▶ Raw data
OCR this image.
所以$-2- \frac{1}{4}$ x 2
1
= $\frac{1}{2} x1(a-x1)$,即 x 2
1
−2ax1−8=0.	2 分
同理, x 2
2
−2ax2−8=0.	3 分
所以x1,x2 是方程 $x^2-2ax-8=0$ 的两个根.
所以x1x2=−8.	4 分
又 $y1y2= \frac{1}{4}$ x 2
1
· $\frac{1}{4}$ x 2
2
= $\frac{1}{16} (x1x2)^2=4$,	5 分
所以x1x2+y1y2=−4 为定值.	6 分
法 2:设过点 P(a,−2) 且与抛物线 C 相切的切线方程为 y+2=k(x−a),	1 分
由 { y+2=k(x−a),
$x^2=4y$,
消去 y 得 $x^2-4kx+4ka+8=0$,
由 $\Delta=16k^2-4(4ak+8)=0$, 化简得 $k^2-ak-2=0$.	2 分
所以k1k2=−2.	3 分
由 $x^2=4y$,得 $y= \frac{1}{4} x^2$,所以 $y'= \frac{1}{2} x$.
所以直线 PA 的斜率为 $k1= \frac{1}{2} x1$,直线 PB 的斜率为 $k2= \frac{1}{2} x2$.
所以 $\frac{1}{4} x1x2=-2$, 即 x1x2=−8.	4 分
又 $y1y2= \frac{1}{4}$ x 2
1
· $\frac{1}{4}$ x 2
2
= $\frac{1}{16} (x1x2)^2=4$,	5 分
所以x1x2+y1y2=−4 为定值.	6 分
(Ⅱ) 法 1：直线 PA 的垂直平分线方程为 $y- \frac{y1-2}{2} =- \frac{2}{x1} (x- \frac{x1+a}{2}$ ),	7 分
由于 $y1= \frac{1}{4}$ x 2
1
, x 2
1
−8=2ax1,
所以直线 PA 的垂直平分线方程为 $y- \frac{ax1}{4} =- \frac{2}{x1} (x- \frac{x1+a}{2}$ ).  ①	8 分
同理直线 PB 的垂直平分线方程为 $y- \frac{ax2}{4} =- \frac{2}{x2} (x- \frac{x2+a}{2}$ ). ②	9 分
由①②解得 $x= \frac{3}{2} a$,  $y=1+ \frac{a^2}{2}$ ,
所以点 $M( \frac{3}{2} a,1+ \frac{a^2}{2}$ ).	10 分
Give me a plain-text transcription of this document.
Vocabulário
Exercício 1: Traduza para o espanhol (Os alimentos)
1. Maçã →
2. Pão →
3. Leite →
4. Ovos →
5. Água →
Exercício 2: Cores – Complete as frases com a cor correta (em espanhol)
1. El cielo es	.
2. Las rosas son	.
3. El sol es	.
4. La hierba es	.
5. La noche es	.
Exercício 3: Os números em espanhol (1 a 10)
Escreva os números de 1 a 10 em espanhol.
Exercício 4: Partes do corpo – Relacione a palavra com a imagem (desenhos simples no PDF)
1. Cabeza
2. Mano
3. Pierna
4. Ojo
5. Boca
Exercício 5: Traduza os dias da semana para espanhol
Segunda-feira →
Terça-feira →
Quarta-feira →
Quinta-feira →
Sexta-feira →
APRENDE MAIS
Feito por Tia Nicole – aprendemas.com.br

---

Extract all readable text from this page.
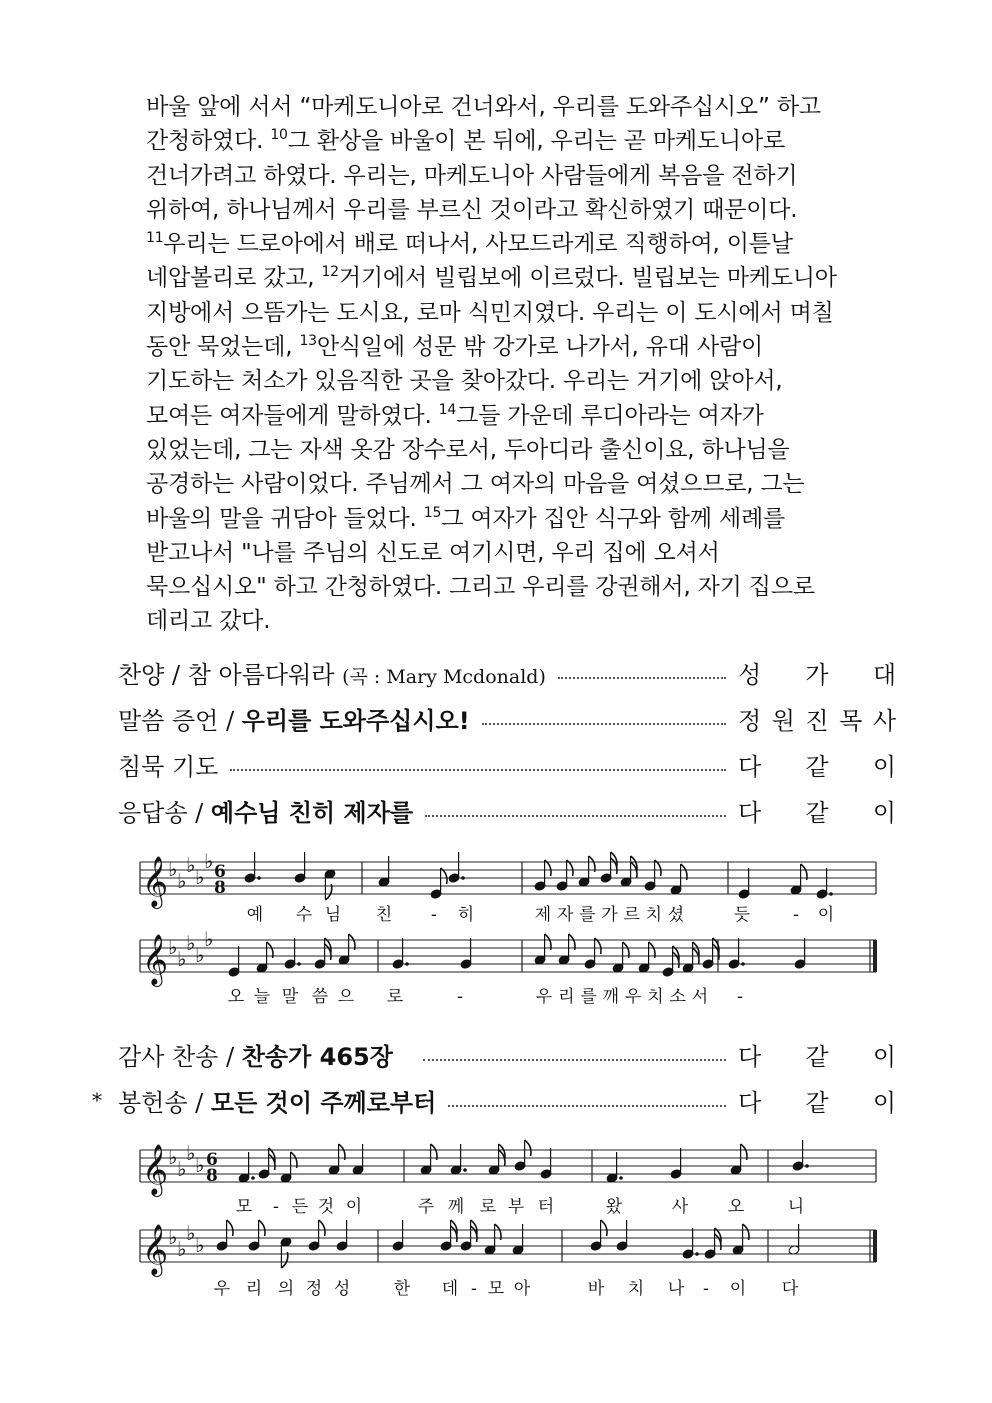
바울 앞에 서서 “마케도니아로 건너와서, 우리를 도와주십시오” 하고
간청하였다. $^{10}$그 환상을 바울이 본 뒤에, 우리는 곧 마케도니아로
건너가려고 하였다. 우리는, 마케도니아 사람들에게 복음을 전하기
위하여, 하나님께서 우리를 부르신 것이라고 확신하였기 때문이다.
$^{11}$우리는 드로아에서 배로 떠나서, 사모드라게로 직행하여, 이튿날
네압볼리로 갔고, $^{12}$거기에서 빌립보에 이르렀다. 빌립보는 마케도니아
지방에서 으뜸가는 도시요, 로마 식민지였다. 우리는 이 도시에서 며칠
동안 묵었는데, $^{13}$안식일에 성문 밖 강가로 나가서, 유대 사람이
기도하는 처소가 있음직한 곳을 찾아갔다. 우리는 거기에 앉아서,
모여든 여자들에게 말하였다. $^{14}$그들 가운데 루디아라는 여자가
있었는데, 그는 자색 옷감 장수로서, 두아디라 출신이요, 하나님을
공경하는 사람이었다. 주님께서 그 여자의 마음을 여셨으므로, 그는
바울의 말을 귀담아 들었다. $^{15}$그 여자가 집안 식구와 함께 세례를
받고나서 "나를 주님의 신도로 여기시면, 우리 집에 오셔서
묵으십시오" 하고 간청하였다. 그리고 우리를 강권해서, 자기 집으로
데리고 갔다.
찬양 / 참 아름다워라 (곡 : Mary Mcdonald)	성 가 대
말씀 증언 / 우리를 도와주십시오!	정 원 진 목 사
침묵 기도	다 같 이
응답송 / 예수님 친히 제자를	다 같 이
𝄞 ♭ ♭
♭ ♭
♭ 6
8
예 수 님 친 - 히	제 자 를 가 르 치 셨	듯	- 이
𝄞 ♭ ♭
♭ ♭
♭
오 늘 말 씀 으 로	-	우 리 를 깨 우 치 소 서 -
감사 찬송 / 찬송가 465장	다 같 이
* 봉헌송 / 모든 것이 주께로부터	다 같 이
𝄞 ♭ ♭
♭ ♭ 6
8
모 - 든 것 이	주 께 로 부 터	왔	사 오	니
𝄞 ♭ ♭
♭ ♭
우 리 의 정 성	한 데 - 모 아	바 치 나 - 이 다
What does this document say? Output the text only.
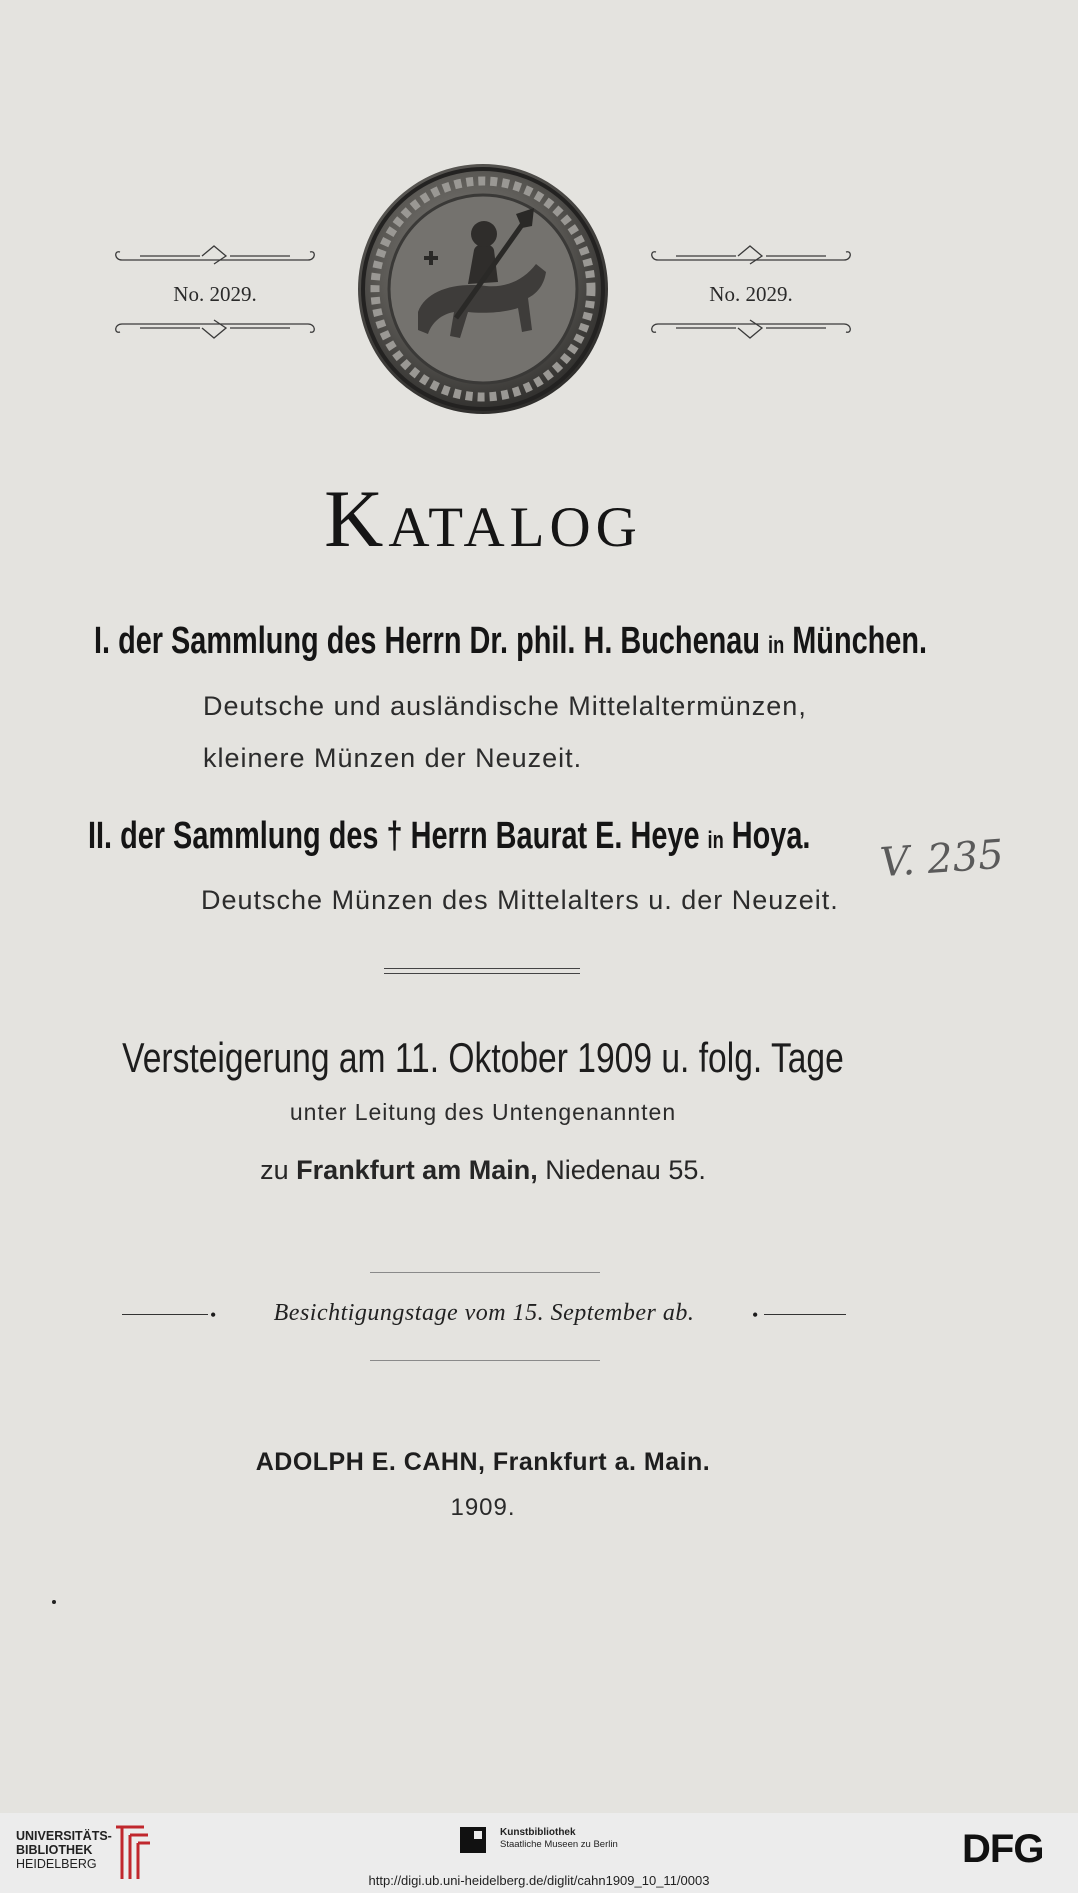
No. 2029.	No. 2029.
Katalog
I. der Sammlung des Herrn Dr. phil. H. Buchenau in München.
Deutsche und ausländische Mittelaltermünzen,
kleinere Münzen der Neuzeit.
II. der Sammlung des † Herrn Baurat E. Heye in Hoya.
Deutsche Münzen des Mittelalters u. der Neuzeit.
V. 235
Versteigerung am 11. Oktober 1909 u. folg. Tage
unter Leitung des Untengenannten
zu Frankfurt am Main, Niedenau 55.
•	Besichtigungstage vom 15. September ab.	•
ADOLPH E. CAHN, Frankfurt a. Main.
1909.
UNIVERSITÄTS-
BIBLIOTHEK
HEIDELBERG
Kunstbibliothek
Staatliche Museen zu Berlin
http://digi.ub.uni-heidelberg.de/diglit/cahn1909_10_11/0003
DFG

▶ Task prompt
Check all the records above and select each line where the string "간청하였다" is found.

▶ The completed task
간청하였다. $^{10}$그 환상을 바울이 본 뒤에, 우리는 곧 마케도니아로
묵으십시오" 하고 간청하였다. 그리고 우리를 강권해서, 자기 집으로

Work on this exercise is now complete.